**Exercise:** Locate each line holding the string "狗急跳墙" and copy it.

◆ ◆ ◆

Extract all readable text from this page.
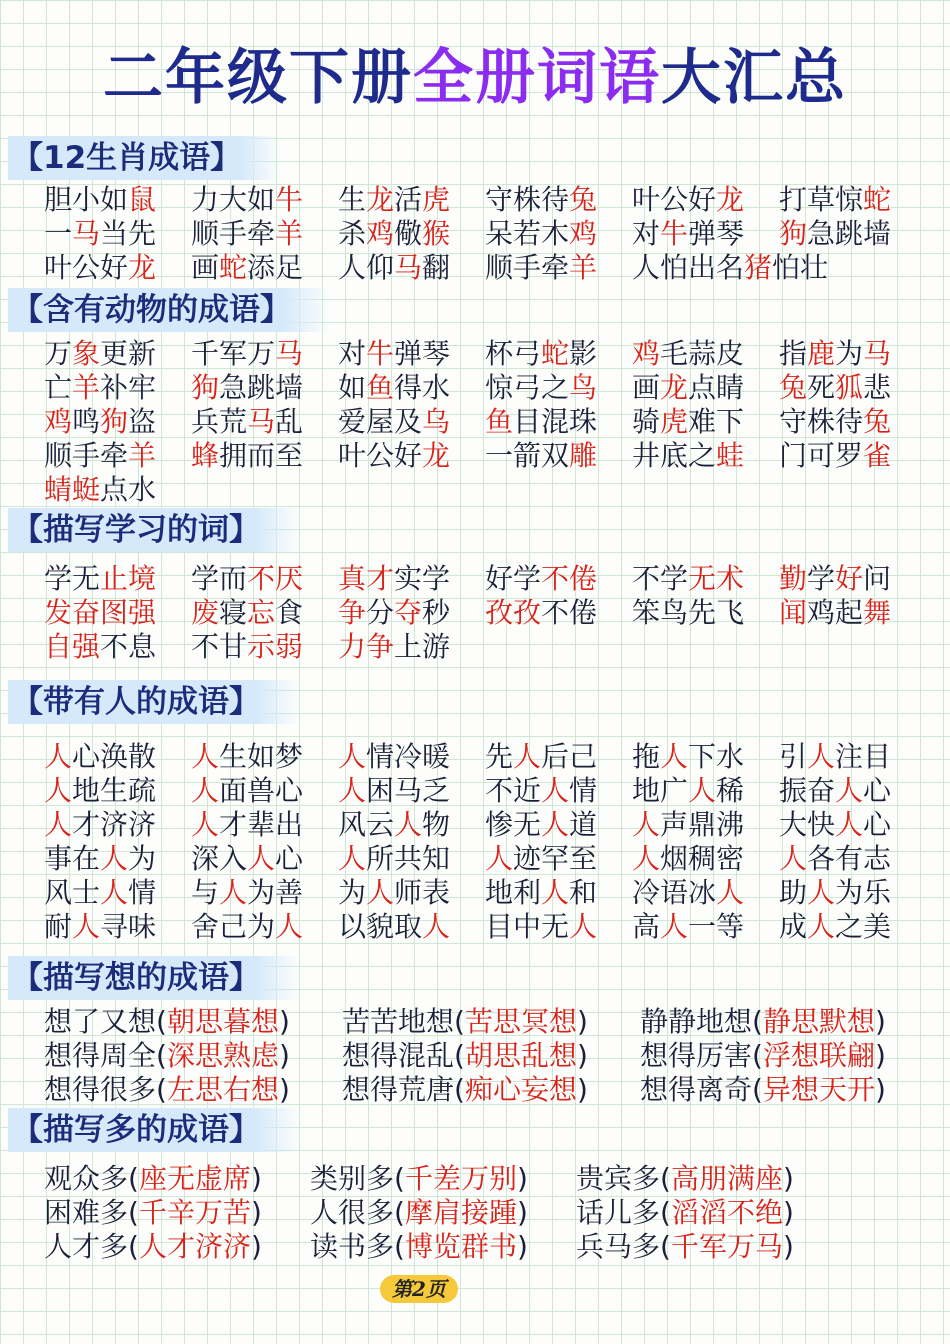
二年级下册全册词语大汇总
【12生肖成语】
【含有动物的成语】
【描写学习的词】
【带有人的成语】
【描写想的成语】
【描写多的成语】
胆小如鼠	力大如牛	生龙活虎	守株待兔	叶公好龙	打草惊蛇
一马当先	顺手牵羊	杀鸡儆猴	呆若木鸡	对牛弹琴	狗急跳墙
叶公好龙	画蛇添足	人仰马翻	顺手牵羊	人怕出名猪怕壮
万象更新	千军万马	对牛弹琴	杯弓蛇影	鸡毛蒜皮	指鹿为马
亡羊补牢	狗急跳墙	如鱼得水	惊弓之鸟	画龙点睛	兔死狐悲
鸡鸣狗盗	兵荒马乱	爱屋及乌	鱼目混珠	骑虎难下	守株待兔
顺手牵羊	蜂拥而至	叶公好龙	一箭双雕	井底之蛙	门可罗雀
蜻蜓点水
学无止境	学而不厌	真才实学	好学不倦	不学无术	勤学好问
发奋图强	废寝忘食	争分夺秒	孜孜不倦	笨鸟先飞	闻鸡起舞
自强不息	不甘示弱	力争上游
人心涣散	人生如梦	人情冷暖	先人后己	拖人下水	引人注目
人地生疏	人面兽心	人困马乏	不近人情	地广人稀	振奋人心
人才济济	人才辈出	风云人物	惨无人道	人声鼎沸	大快人心
事在人为	深入人心	人所共知	人迹罕至	人烟稠密	人各有志
风士人情	与人为善	为人师表	地利人和	冷语冰人	助人为乐
耐人寻味	舍己为人	以貌取人	目中无人	高人一等	成人之美
想了又想(朝思暮想)	苦苦地想(苦思冥想)	静静地想(静思默想)
想得周全(深思熟虑)	想得混乱(胡思乱想)	想得厉害(浮想联翩)
想得很多(左思右想)	想得荒唐(痴心妄想)	想得离奇(异想天开)
观众多(座无虚席)	类别多(千差万别)	贵宾多(高朋满座)
困难多(千辛万苦)	人很多(摩肩接踵)	话儿多(滔滔不绝)
人才多(人才济济)	读书多(博览群书)	兵马多(千军万马)
第2页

◆ ◆ ◆

**Output:**
一马当先	顺手牵羊	杀鸡儆猴	呆若木鸡	对牛弹琴	狗急跳墙
亡羊补牢	狗急跳墙	如鱼得水	惊弓之鸟	画龙点睛	兔死狐悲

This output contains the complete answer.